_EXERCISE DESCRIPTION_:
Give back every line of the material below that has the string "Summary".

*** Block opens ***

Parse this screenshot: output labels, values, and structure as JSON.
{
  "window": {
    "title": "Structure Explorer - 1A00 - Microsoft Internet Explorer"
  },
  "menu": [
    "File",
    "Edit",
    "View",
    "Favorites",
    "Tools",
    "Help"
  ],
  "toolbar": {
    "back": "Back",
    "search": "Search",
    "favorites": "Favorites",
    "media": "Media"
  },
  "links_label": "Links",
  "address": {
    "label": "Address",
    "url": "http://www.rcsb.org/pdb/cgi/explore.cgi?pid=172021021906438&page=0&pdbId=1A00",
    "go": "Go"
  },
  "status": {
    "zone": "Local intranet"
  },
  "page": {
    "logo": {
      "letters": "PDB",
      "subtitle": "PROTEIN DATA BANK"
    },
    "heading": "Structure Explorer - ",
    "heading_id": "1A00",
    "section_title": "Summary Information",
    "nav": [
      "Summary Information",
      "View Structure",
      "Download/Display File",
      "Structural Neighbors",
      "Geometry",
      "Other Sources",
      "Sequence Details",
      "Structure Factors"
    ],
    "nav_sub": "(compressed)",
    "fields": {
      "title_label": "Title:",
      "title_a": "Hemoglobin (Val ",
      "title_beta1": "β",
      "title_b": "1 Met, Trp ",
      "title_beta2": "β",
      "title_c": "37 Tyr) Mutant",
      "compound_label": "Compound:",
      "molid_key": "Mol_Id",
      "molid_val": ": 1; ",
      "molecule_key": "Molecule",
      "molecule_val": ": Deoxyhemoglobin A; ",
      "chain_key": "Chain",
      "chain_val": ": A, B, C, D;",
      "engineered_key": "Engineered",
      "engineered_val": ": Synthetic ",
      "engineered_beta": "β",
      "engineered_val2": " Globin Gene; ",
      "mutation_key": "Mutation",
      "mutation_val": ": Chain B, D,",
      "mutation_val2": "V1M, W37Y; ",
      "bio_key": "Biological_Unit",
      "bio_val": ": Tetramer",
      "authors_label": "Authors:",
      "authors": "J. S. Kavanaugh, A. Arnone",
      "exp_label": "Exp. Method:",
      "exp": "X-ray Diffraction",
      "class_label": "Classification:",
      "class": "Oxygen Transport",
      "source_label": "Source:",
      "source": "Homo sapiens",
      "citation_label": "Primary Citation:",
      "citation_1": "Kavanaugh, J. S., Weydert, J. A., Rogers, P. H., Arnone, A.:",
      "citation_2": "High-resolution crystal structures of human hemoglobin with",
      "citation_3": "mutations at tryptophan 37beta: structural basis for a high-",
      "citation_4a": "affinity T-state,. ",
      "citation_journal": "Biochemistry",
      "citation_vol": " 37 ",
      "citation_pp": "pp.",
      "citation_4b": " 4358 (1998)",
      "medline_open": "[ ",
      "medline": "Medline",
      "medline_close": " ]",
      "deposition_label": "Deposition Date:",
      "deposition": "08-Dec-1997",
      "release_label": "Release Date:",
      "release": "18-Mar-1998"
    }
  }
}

*** Block closes ***
*** Block opens ***

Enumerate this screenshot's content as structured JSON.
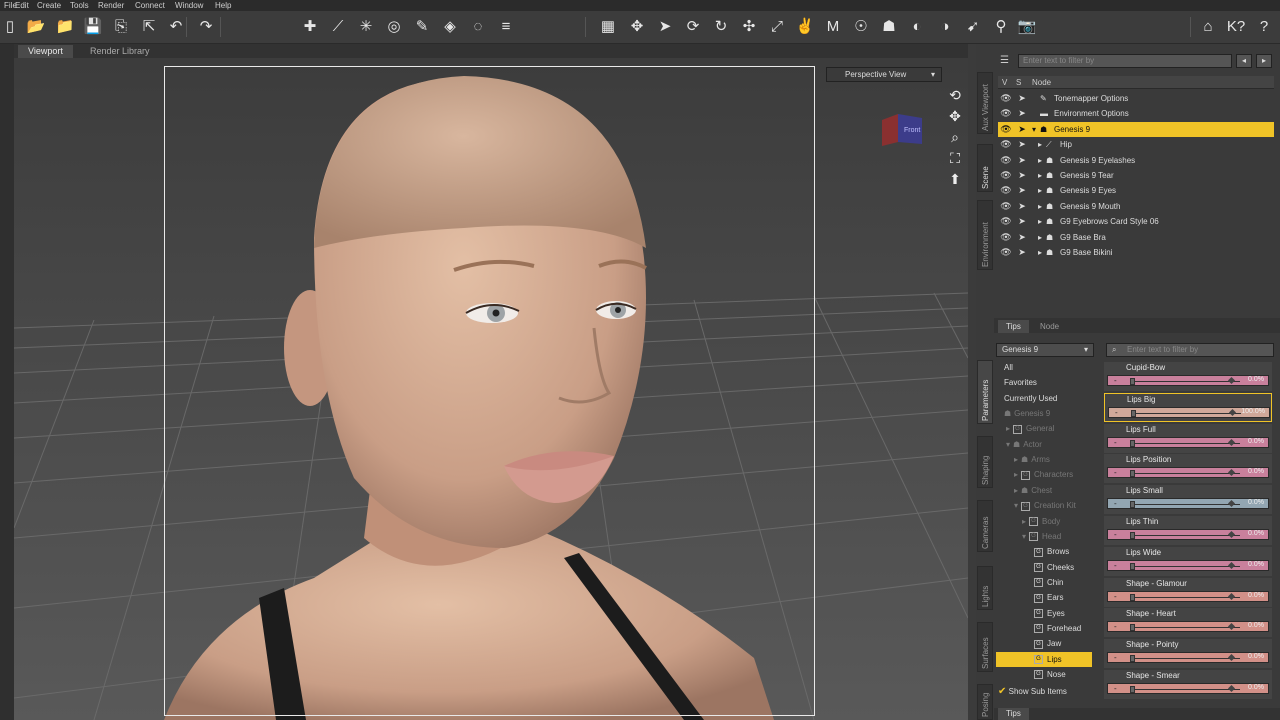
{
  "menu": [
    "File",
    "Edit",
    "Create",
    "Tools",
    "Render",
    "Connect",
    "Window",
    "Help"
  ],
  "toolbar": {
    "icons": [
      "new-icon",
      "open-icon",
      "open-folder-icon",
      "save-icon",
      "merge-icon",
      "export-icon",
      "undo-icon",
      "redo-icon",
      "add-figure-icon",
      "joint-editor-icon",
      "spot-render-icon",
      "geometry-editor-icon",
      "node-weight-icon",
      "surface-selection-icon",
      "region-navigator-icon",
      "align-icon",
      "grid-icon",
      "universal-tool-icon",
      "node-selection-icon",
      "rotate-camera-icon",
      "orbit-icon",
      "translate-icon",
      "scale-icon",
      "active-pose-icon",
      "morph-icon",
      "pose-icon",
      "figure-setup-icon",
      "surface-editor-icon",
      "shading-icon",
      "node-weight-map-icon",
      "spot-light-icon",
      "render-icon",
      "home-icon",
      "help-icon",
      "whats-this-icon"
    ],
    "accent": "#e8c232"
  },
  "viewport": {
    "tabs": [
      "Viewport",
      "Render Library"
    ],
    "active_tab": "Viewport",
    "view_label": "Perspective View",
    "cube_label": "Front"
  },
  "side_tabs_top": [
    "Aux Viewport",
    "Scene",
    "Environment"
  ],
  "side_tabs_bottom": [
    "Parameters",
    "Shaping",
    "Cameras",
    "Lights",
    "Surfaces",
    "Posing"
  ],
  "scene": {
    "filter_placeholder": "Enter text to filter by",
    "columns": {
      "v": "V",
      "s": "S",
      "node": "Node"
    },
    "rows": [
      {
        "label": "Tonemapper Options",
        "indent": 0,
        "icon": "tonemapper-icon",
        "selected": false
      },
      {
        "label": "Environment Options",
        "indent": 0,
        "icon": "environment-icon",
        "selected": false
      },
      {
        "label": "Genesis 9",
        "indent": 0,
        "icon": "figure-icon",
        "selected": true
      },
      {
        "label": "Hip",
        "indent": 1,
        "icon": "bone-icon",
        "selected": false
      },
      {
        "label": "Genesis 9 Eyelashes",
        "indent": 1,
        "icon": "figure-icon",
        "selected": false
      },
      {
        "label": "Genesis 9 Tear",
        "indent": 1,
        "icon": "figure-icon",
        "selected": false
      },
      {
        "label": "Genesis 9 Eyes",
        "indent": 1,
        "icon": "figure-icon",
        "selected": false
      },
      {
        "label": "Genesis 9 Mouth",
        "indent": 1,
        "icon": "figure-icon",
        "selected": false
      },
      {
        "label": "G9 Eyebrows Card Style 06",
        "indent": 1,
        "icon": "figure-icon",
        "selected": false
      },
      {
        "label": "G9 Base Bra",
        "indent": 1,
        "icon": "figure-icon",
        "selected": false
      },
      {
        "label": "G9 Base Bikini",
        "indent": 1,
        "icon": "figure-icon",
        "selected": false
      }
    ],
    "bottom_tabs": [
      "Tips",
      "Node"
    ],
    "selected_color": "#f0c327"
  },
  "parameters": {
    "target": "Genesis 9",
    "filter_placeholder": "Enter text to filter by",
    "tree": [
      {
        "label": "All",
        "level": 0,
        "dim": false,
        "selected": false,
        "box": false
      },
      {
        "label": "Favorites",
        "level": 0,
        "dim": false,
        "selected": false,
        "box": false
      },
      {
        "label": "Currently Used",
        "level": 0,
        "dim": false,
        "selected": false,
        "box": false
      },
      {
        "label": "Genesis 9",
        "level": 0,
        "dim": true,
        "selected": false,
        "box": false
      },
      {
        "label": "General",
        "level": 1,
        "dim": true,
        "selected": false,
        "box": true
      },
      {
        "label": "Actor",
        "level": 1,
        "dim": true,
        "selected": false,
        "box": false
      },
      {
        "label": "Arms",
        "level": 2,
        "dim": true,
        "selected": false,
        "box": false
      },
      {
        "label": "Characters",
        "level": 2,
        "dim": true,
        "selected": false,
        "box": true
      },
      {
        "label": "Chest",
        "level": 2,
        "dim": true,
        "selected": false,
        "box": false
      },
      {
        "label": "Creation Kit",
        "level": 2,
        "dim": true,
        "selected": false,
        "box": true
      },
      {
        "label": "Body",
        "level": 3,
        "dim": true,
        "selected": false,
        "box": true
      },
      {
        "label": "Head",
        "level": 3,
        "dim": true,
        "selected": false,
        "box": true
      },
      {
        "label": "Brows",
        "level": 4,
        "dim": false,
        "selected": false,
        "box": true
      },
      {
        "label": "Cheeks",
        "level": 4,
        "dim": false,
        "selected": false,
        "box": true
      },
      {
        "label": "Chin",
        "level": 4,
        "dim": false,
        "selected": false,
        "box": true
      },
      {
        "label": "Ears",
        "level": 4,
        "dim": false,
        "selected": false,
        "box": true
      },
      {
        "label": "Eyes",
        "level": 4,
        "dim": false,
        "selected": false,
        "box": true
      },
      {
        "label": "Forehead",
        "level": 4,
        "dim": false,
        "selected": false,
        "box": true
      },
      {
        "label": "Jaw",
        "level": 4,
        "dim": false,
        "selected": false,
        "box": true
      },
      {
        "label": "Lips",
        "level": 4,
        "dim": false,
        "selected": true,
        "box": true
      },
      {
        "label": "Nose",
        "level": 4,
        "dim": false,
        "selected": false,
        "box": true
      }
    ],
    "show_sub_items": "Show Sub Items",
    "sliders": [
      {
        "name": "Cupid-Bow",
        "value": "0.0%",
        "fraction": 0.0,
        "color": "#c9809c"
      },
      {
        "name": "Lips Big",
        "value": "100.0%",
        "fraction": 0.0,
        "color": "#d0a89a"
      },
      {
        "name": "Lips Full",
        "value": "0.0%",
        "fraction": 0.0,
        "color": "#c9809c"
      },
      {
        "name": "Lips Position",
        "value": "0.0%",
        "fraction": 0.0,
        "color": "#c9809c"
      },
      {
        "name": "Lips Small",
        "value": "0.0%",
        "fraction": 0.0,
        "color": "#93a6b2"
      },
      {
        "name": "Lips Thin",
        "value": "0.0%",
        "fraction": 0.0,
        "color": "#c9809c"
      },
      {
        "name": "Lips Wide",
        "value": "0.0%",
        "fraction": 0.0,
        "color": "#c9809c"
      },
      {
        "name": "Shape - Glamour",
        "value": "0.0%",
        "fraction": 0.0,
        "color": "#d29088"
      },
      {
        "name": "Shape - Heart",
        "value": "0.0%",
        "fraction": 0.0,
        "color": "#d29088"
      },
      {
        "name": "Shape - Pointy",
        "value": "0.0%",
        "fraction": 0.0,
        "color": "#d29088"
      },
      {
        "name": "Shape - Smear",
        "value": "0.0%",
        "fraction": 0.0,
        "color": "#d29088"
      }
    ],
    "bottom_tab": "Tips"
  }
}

*** Block closes ***
*** Block opens ***

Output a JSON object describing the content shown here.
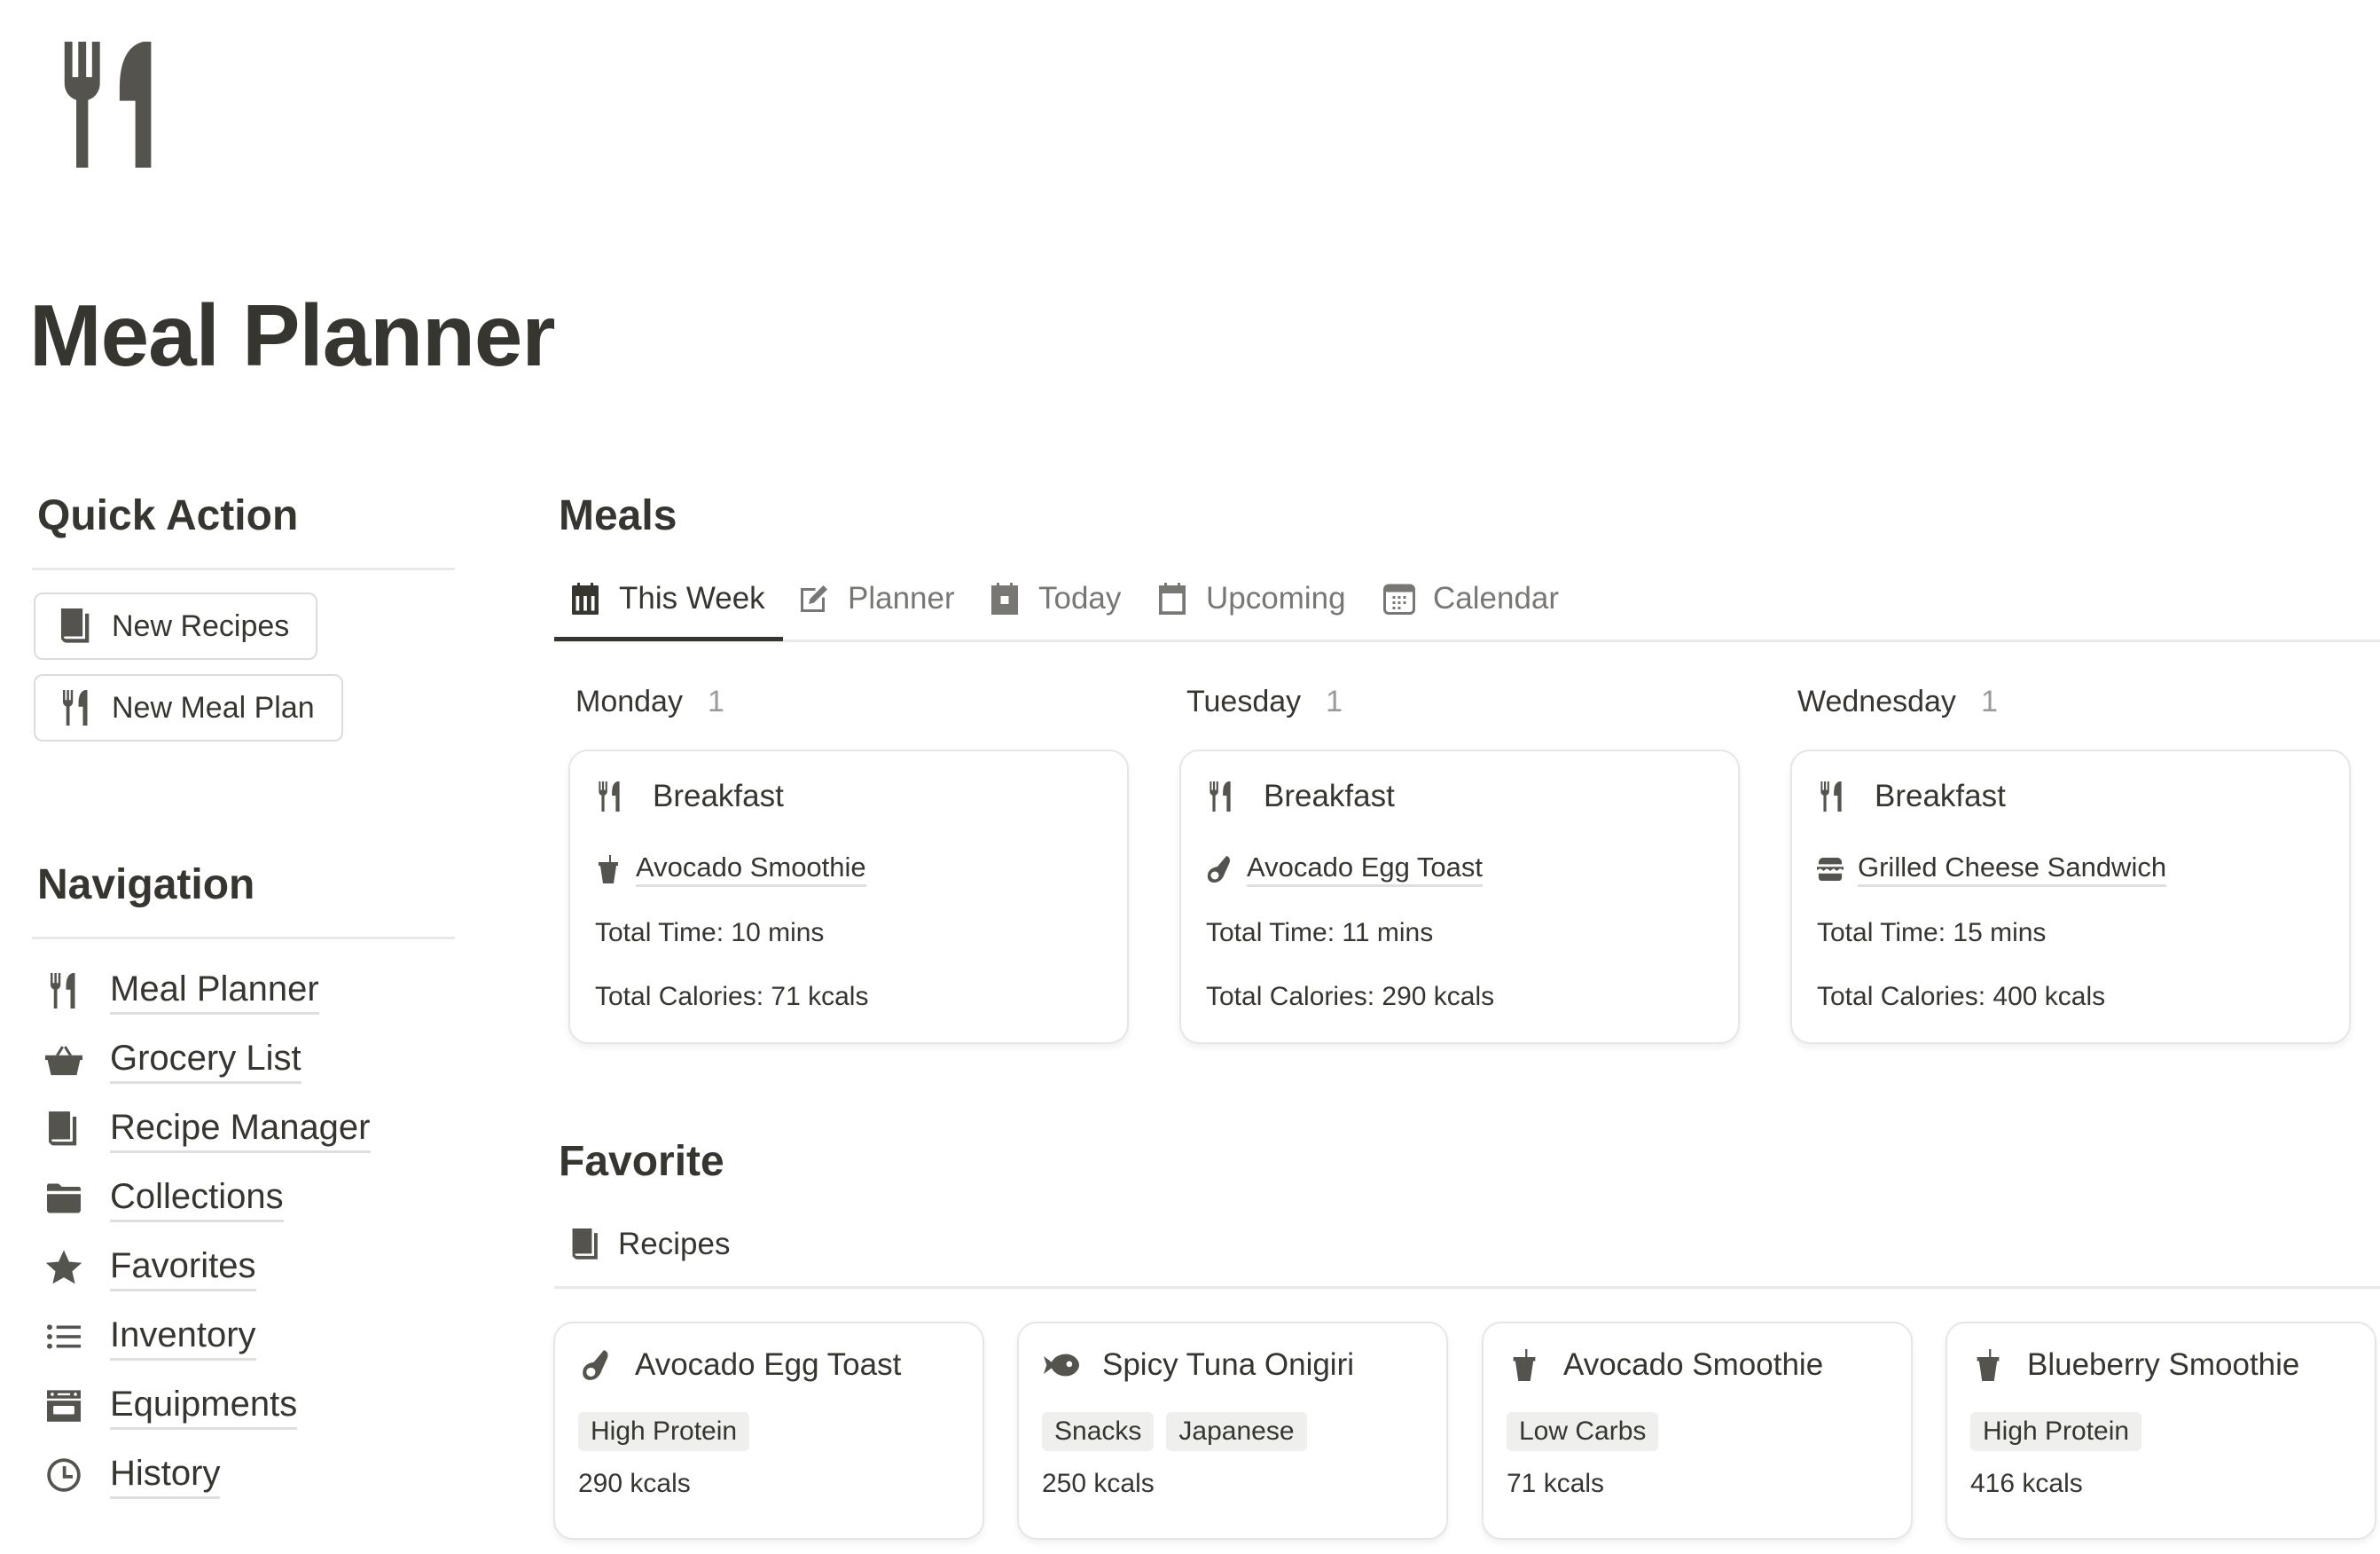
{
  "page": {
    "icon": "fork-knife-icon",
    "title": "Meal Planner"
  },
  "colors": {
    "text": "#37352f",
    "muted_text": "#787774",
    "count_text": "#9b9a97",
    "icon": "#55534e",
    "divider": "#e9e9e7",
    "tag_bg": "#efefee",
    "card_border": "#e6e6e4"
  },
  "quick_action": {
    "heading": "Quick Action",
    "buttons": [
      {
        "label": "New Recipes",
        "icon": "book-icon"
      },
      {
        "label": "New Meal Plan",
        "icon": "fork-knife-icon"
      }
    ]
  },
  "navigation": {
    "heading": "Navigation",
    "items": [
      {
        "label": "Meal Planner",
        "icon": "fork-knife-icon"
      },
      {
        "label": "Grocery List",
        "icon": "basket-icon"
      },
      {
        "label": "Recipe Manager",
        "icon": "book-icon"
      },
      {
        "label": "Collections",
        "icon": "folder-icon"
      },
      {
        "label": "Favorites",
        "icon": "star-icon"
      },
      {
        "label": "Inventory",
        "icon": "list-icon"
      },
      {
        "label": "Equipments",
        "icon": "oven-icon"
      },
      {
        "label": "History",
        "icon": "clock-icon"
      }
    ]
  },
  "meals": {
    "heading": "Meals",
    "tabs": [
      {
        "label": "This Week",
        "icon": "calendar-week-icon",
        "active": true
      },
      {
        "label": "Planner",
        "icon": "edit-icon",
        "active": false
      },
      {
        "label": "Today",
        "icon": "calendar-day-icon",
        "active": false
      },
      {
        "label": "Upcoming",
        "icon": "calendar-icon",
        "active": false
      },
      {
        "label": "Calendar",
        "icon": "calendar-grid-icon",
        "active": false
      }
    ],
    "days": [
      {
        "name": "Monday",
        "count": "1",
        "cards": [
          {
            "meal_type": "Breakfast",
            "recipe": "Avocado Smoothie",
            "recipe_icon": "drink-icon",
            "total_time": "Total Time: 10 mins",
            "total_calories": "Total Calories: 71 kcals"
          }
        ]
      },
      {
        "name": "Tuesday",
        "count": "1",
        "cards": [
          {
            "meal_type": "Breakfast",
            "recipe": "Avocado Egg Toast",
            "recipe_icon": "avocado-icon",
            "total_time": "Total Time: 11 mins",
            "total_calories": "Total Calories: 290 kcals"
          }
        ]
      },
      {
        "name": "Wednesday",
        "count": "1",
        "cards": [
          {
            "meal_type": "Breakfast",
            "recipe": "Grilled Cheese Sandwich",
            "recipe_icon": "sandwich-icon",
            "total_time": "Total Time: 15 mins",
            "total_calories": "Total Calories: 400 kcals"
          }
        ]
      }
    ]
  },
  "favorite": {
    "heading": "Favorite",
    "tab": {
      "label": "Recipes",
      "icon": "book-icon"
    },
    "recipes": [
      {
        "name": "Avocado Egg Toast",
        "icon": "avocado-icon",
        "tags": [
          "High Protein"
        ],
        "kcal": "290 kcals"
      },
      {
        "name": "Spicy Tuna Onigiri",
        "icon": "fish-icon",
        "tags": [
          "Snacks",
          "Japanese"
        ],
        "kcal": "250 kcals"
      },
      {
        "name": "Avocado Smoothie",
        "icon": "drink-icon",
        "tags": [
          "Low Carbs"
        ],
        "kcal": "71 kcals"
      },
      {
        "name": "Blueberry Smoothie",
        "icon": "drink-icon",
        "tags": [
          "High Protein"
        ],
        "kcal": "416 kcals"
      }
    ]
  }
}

*** Block closes ***

_RESULT_:
    "section_title": "Summary Information",
      "Summary Information",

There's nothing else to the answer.